What is needed
Reproduce all the lines exactly as they stand, apart from the pictures.

Stored data entries
/---

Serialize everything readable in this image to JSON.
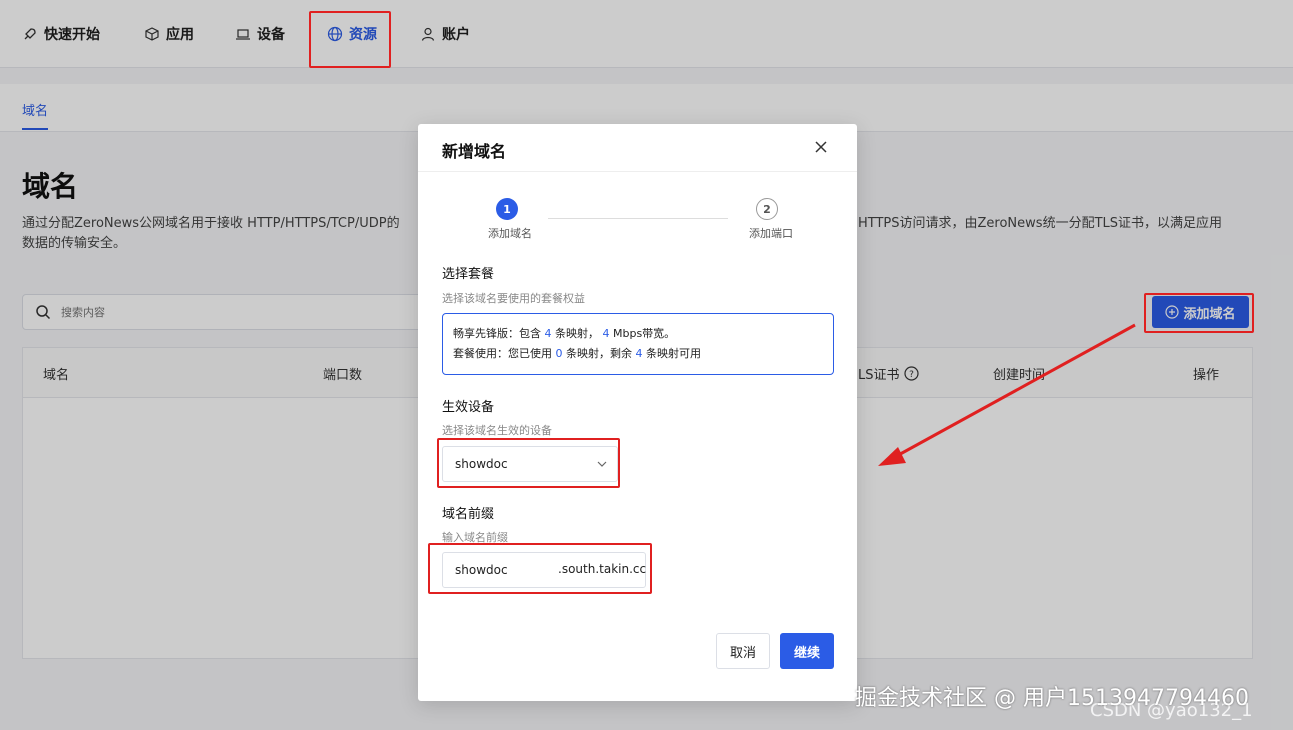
{
  "nav": {
    "items": [
      {
        "label": "快速开始",
        "icon": "rocket-icon"
      },
      {
        "label": "应用",
        "icon": "cube-icon"
      },
      {
        "label": "设备",
        "icon": "laptop-icon"
      },
      {
        "label": "资源",
        "icon": "globe-icon",
        "active": true
      },
      {
        "label": "账户",
        "icon": "user-icon"
      }
    ]
  },
  "subnav": {
    "active_tab": "域名"
  },
  "page": {
    "title": "域名",
    "desc_left": "通过分配ZeroNews公网域名用于接收 HTTP/HTTPS/TCP/UDP的",
    "desc_left_2": "数据的传输安全。",
    "desc_right": "HTTPS访问请求，由ZeroNews统一分配TLS证书，以满足应用"
  },
  "search": {
    "placeholder": "搜索内容"
  },
  "add_button": {
    "label": "添加域名"
  },
  "table": {
    "headers": [
      "域名",
      "端口数",
      "LS证书",
      "创建时间",
      "操作"
    ]
  },
  "modal": {
    "title": "新增域名",
    "steps": [
      {
        "num": "1",
        "label": "添加域名"
      },
      {
        "num": "2",
        "label": "添加端口"
      }
    ],
    "plan": {
      "title": "选择套餐",
      "subtitle": "选择该域名要使用的套餐权益",
      "line1_a": "畅享先锋版：包含",
      "line1_n1": "4",
      "line1_b": "条映射，",
      "line1_n2": "4",
      "line1_c": "Mbps带宽。",
      "line2_a": "套餐使用：您已使用",
      "line2_n1": "0",
      "line2_b": "条映射，剩余",
      "line2_n2": "4",
      "line2_c": "条映射可用"
    },
    "device": {
      "title": "生效设备",
      "subtitle": "选择该域名生效的设备",
      "value": "showdoc"
    },
    "prefix": {
      "title": "域名前缀",
      "subtitle": "输入域名前缀",
      "value": "showdoc",
      "suffix": ".south.takin.cc"
    },
    "cancel_label": "取消",
    "next_label": "继续"
  },
  "watermark": {
    "text1": "掘金技术社区 @ 用户1513947794460",
    "text2": "CSDN @yao132_1"
  }
}
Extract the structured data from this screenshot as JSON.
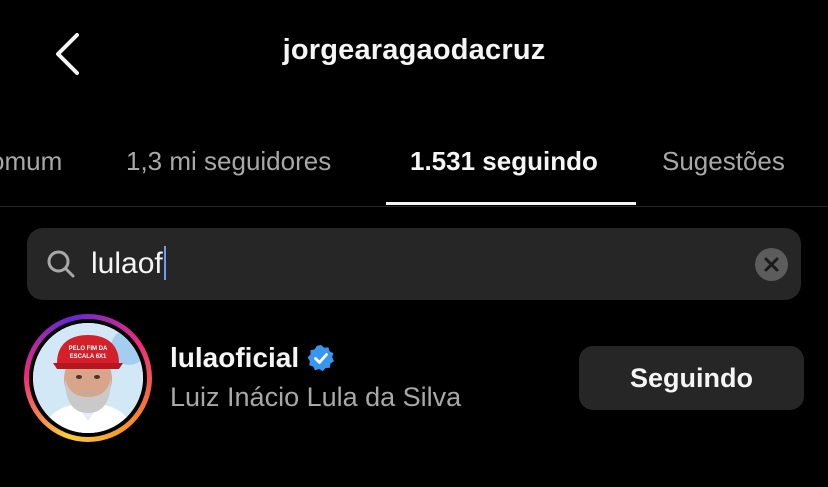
{
  "header": {
    "title": "jorgearagaodacruz",
    "back_icon": "chevron-left-icon"
  },
  "tabs": [
    {
      "label": "omum",
      "active": false
    },
    {
      "label": "1,3 mi seguidores",
      "active": false
    },
    {
      "label": "1.531 seguindo",
      "active": true
    },
    {
      "label": "Sugestões",
      "active": false
    }
  ],
  "search": {
    "value": "lulaof",
    "icon": "search-icon",
    "clear_icon": "close-icon"
  },
  "results": [
    {
      "username": "lulaoficial",
      "verified": true,
      "full_name": "Luiz Inácio Lula da Silva",
      "button_label": "Seguindo",
      "avatar_cap_text": "PELO FIM DA ESCALA 6X1"
    }
  ],
  "colors": {
    "background": "#000000",
    "text_primary": "#f5f5f5",
    "text_secondary": "#a8a8a8",
    "surface": "#262626",
    "verified_blue": "#3797f0"
  }
}
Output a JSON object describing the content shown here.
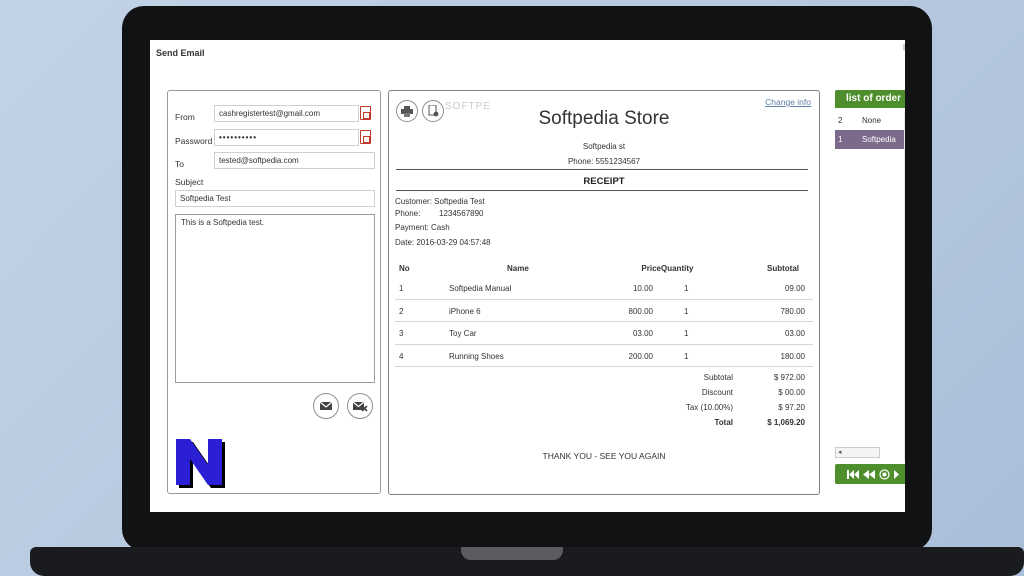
{
  "window": {
    "title": "Send Email"
  },
  "email_form": {
    "from_label": "From",
    "from_value": "cashregistertest@gmail.com",
    "password_label": "Password",
    "password_value": "••••••••••",
    "to_label": "To",
    "to_value": "tested@softpedia.com",
    "subject_label": "Subject",
    "subject_value": "Softpedia Test",
    "body_value": "This is a Softpedia test."
  },
  "receipt": {
    "change_info": "Change info",
    "watermark": "SOFTPE",
    "store_name": "Softpedia Store",
    "store_address": "Softpedia st",
    "store_phone": "Phone: 5551234567",
    "title": "RECEIPT",
    "customer": "Customer: Softpedia Test",
    "phone_label": "Phone:",
    "phone_value": "1234567890",
    "payment": "Payment: Cash",
    "date": "Date: 2016-03-29 04:57:48",
    "columns": [
      "No",
      "Name",
      "Price",
      "Quantity",
      "Subtotal"
    ],
    "items": [
      {
        "no": "1",
        "name": "Softpedia Manual",
        "price": "10.00",
        "qty": "1",
        "subtotal": "09.00"
      },
      {
        "no": "2",
        "name": "iPhone 6",
        "price": "800.00",
        "qty": "1",
        "subtotal": "780.00"
      },
      {
        "no": "3",
        "name": "Toy Car",
        "price": "03.00",
        "qty": "1",
        "subtotal": "03.00"
      },
      {
        "no": "4",
        "name": "Running Shoes",
        "price": "200.00",
        "qty": "1",
        "subtotal": "180.00"
      }
    ],
    "totals": {
      "subtotal_label": "Subtotal",
      "subtotal_value": "$ 972.00",
      "discount_label": "Discount",
      "discount_value": "$ 00.00",
      "tax_label": "Tax (10.00%)",
      "tax_value": "$ 97.20",
      "total_label": "Total",
      "total_value": "$ 1,069.20"
    },
    "thanks": "THANK YOU - SEE YOU AGAIN"
  },
  "orders": {
    "header": "list of order",
    "rows": [
      {
        "id": "2",
        "name": "None"
      },
      {
        "id": "1",
        "name": "Softpedia"
      }
    ],
    "scroll_arrow": "◂"
  },
  "icons": {
    "logo": "N"
  },
  "colors": {
    "accent_green": "#4f8e2c",
    "selected_row": "#7b6a8a",
    "link": "#5d7fa3",
    "pdf_red": "#c0392b",
    "logo_blue": "#2b1fd6"
  }
}
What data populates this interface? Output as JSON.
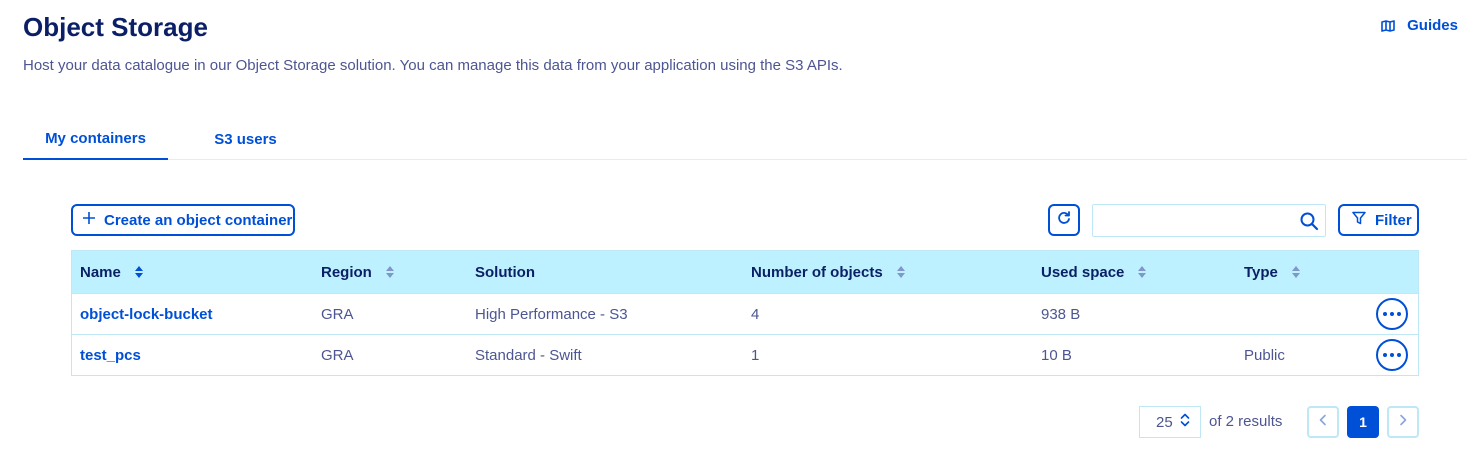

\---

Solved exercise
Serialize everything readable in this image to JSON.
{
  "nav": {
    "items": [
      {
        "label": "快速开始",
        "icon": "rocket-icon"
      },
      {
        "label": "应用",
        "icon": "cube-icon"
      },
      {
        "label": "设备",
        "icon": "laptop-icon"
      },
      {
        "label": "资源",
        "icon": "globe-icon",
        "active": true
      },
      {
        "label": "账户",
        "icon": "user-icon"
      }
    ]
  },
  "subnav": {
    "active_tab": "域名"
  },
  "page": {
    "title": "域名",
    "desc_left": "通过分配ZeroNews公网域名用于接收 HTTP/HTTPS/TCP/UDP的",
    "desc_left_2": "数据的传输安全。",
    "desc_right": "HTTPS访问请求，由ZeroNews统一分配TLS证书，以满足应用"
  },
  "search": {
    "placeholder": "搜索内容"
  },
  "add_button": {
    "label": "添加域名"
  },
  "table": {
    "headers": [
      "域名",
      "端口数",
      "LS证书",
      "创建时间",
      "操作"
    ]
  },
  "modal": {
    "title": "新增域名",
    "steps": [
      {
        "num": "1",
        "label": "添加域名"
      },
      {
        "num": "2",
        "label": "添加端口"
      }
    ],
    "plan": {
      "title": "选择套餐",
      "subtitle": "选择该域名要使用的套餐权益",
      "line1_a": "畅享先锋版：包含",
      "line1_n1": "4",
      "line1_b": "条映射，",
      "line1_n2": "4",
      "line1_c": "Mbps带宽。",
      "line2_a": "套餐使用：您已使用",
      "line2_n1": "0",
      "line2_b": "条映射，剩余",
      "line2_n2": "4",
      "line2_c": "条映射可用"
    },
    "device": {
      "title": "生效设备",
      "subtitle": "选择该域名生效的设备",
      "value": "showdoc"
    },
    "prefix": {
      "title": "域名前缀",
      "subtitle": "输入域名前缀",
      "value": "showdoc",
      "suffix": ".south.takin.cc"
    },
    "cancel_label": "取消",
    "next_label": "继续"
  },
  "watermark": {
    "text1": "掘金技术社区 @ 用户1513947794460",
    "text2": "CSDN @yao132_1"
  }
}
Extract the structured data from this screenshot as JSON.
{
  "header": {
    "title": "jorgearagaodacruz",
    "back_icon": "chevron-left-icon"
  },
  "tabs": [
    {
      "label": "omum",
      "active": false
    },
    {
      "label": "1,3 mi seguidores",
      "active": false
    },
    {
      "label": "1.531 seguindo",
      "active": true
    },
    {
      "label": "Sugestões",
      "active": false
    }
  ],
  "search": {
    "value": "lulaof",
    "icon": "search-icon",
    "clear_icon": "close-icon"
  },
  "results": [
    {
      "username": "lulaoficial",
      "verified": true,
      "full_name": "Luiz Inácio Lula da Silva",
      "button_label": "Seguindo",
      "avatar_cap_text": "PELO FIM DA ESCALA 6X1"
    }
  ],
  "colors": {
    "background": "#000000",
    "text_primary": "#f5f5f5",
    "text_secondary": "#a8a8a8",
    "surface": "#262626",
    "verified_blue": "#3797f0"
  }
}
Output a JSON object describing the content shown here.
{
  "window": {
    "title": "Send Email"
  },
  "email_form": {
    "from_label": "From",
    "from_value": "cashregistertest@gmail.com",
    "password_label": "Password",
    "password_value": "••••••••••",
    "to_label": "To",
    "to_value": "tested@softpedia.com",
    "subject_label": "Subject",
    "subject_value": "Softpedia Test",
    "body_value": "This is a Softpedia test."
  },
  "receipt": {
    "change_info": "Change info",
    "watermark": "SOFTPE",
    "store_name": "Softpedia Store",
    "store_address": "Softpedia st",
    "store_phone": "Phone: 5551234567",
    "title": "RECEIPT",
    "customer": "Customer: Softpedia Test",
    "phone_label": "Phone:",
    "phone_value": "1234567890",
    "payment": "Payment: Cash",
    "date": "Date: 2016-03-29 04:57:48",
    "columns": [
      "No",
      "Name",
      "Price",
      "Quantity",
      "Subtotal"
    ],
    "items": [
      {
        "no": "1",
        "name": "Softpedia Manual",
        "price": "10.00",
        "qty": "1",
        "subtotal": "09.00"
      },
      {
        "no": "2",
        "name": "iPhone 6",
        "price": "800.00",
        "qty": "1",
        "subtotal": "780.00"
      },
      {
        "no": "3",
        "name": "Toy Car",
        "price": "03.00",
        "qty": "1",
        "subtotal": "03.00"
      },
      {
        "no": "4",
        "name": "Running Shoes",
        "price": "200.00",
        "qty": "1",
        "subtotal": "180.00"
      }
    ],
    "totals": {
      "subtotal_label": "Subtotal",
      "subtotal_value": "$ 972.00",
      "discount_label": "Discount",
      "discount_value": "$ 00.00",
      "tax_label": "Tax (10.00%)",
      "tax_value": "$ 97.20",
      "total_label": "Total",
      "total_value": "$ 1,069.20"
    },
    "thanks": "THANK YOU - SEE YOU AGAIN"
  },
  "orders": {
    "header": "list of order",
    "rows": [
      {
        "id": "2",
        "name": "None"
      },
      {
        "id": "1",
        "name": "Softpedia"
      }
    ],
    "scroll_arrow": "◂"
  },
  "icons": {
    "logo": "N"
  },
  "colors": {
    "accent_green": "#4f8e2c",
    "selected_row": "#7b6a8a",
    "link": "#5d7fa3",
    "pdf_red": "#c0392b",
    "logo_blue": "#2b1fd6"
  }
}
What data populates this interface? Output as JSON.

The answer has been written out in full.